» What to do:
Word for word, give the material below again, minus any images.

^^^^^^^^^^^^^^^^

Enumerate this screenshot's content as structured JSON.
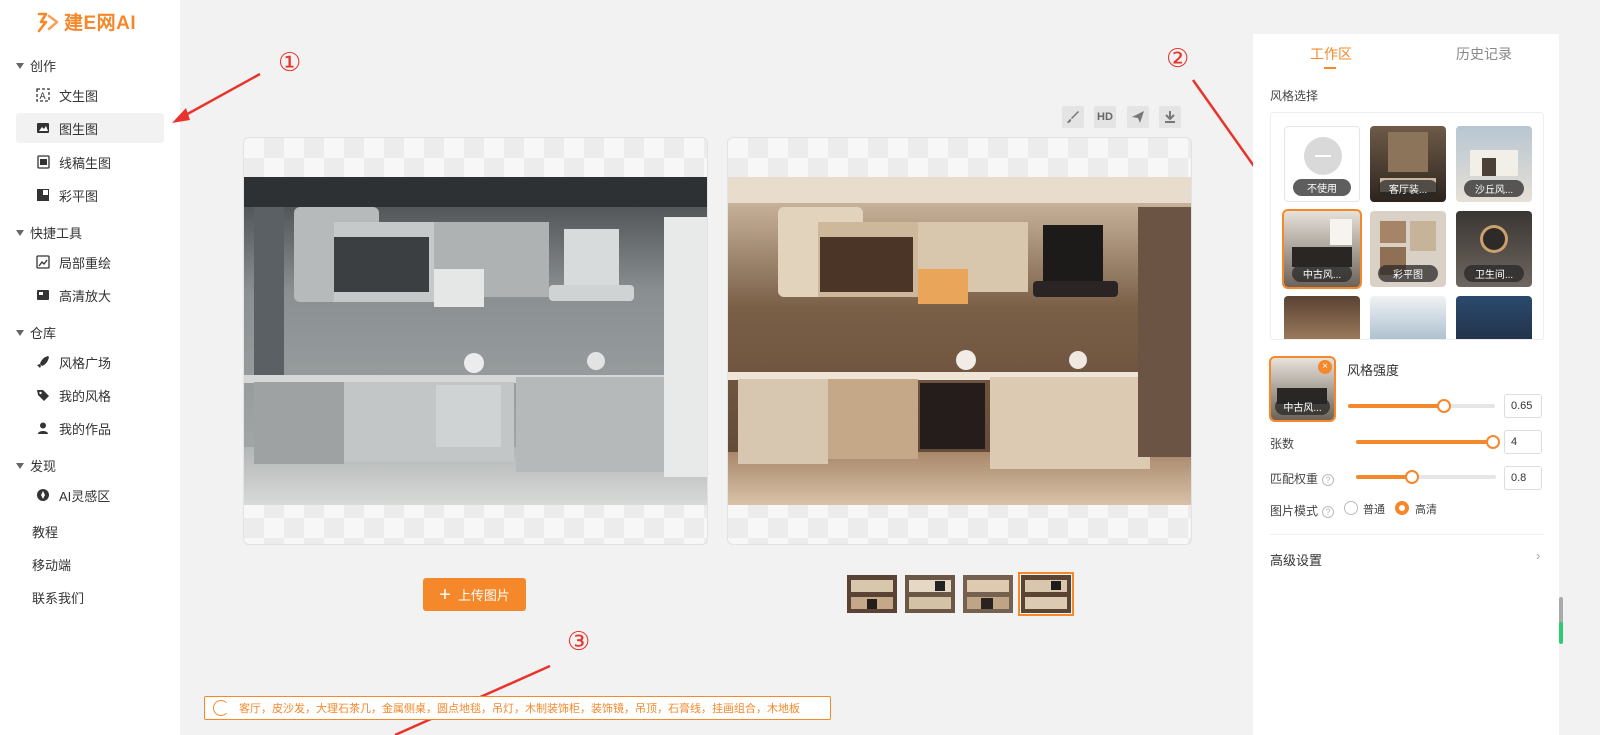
{
  "app": {
    "logo_text": "建E网AI"
  },
  "sidebar": {
    "sections": [
      {
        "label": "创作"
      },
      {
        "label": "快捷工具"
      },
      {
        "label": "仓库"
      },
      {
        "label": "发现"
      }
    ],
    "items": [
      {
        "label": "文生图"
      },
      {
        "label": "图生图"
      },
      {
        "label": "线稿生图"
      },
      {
        "label": "彩平图"
      },
      {
        "label": "局部重绘"
      },
      {
        "label": "高清放大"
      },
      {
        "label": "风格广场"
      },
      {
        "label": "我的风格"
      },
      {
        "label": "我的作品"
      },
      {
        "label": "AI灵感区"
      }
    ],
    "links": [
      {
        "label": "教程"
      },
      {
        "label": "移动端"
      },
      {
        "label": "联系我们"
      }
    ],
    "active_item": "图生图"
  },
  "toolbar": {
    "hd_label": "HD"
  },
  "main": {
    "upload_label": "上传图片",
    "prompt_text": "客厅，皮沙发，大理石茶几，金属侧桌，圆点地毯，吊灯，木制装饰柜，装饰镜，吊顶，石膏线，挂画组合，木地板",
    "selected_thumb": 4
  },
  "annotations": {
    "a1": "①",
    "a2": "②",
    "a3": "③"
  },
  "right_panel": {
    "tabs": [
      {
        "label": "工作区"
      },
      {
        "label": "历史记录"
      }
    ],
    "active_tab": "工作区",
    "style_select_label": "风格选择",
    "styles": [
      {
        "label": "不使用"
      },
      {
        "label": "客厅装..."
      },
      {
        "label": "沙丘风..."
      },
      {
        "label": "中古风..."
      },
      {
        "label": "彩平图"
      },
      {
        "label": "卫生间..."
      }
    ],
    "selected_style": "中古风...",
    "current_style_label": "中古风...",
    "strength": {
      "label": "风格强度",
      "value": "0.65",
      "fraction": 0.65
    },
    "count": {
      "label": "张数",
      "value": "4",
      "fraction": 1.0
    },
    "weight": {
      "label": "匹配权重",
      "value": "0.8",
      "fraction": 0.4
    },
    "mode": {
      "label": "图片模式",
      "options": [
        "普通",
        "高清"
      ],
      "selected": "高清"
    },
    "advanced_label": "高级设置"
  },
  "colors": {
    "accent": "#f5882a",
    "annotation": "#e8342b"
  }
}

^^^^^^^^^^^^^^^^

» Problem solution:
Enumerate this screenshot's content as structured JSON.
{
  "app": {
    "logo_text": "建E网AI"
  },
  "sidebar": {
    "sections": [
      {
        "label": "创作"
      },
      {
        "label": "快捷工具"
      },
      {
        "label": "仓库"
      },
      {
        "label": "发现"
      }
    ],
    "items": [
      {
        "label": "文生图"
      },
      {
        "label": "图生图"
      },
      {
        "label": "线稿生图"
      },
      {
        "label": "彩平图"
      },
      {
        "label": "局部重绘"
      },
      {
        "label": "高清放大"
      },
      {
        "label": "风格广场"
      },
      {
        "label": "我的风格"
      },
      {
        "label": "我的作品"
      },
      {
        "label": "AI灵感区"
      }
    ],
    "links": [
      {
        "label": "教程"
      },
      {
        "label": "移动端"
      },
      {
        "label": "联系我们"
      }
    ],
    "active_item": "图生图"
  },
  "toolbar": {
    "hd_label": "HD"
  },
  "main": {
    "upload_label": "上传图片",
    "prompt_text": "客厅，皮沙发，大理石茶几，金属侧桌，圆点地毯，吊灯，木制装饰柜，装饰镜，吊顶，石膏线，挂画组合，木地板",
    "selected_thumb": 4
  },
  "annotations": {
    "a1": "①",
    "a2": "②",
    "a3": "③"
  },
  "right_panel": {
    "tabs": [
      {
        "label": "工作区"
      },
      {
        "label": "历史记录"
      }
    ],
    "active_tab": "工作区",
    "style_select_label": "风格选择",
    "styles": [
      {
        "label": "不使用"
      },
      {
        "label": "客厅装..."
      },
      {
        "label": "沙丘风..."
      },
      {
        "label": "中古风..."
      },
      {
        "label": "彩平图"
      },
      {
        "label": "卫生间..."
      }
    ],
    "selected_style": "中古风...",
    "current_style_label": "中古风...",
    "strength": {
      "label": "风格强度",
      "value": "0.65",
      "fraction": 0.65
    },
    "count": {
      "label": "张数",
      "value": "4",
      "fraction": 1.0
    },
    "weight": {
      "label": "匹配权重",
      "value": "0.8",
      "fraction": 0.4
    },
    "mode": {
      "label": "图片模式",
      "options": [
        "普通",
        "高清"
      ],
      "selected": "高清"
    },
    "advanced_label": "高级设置"
  },
  "colors": {
    "accent": "#f5882a",
    "annotation": "#e8342b"
  }
}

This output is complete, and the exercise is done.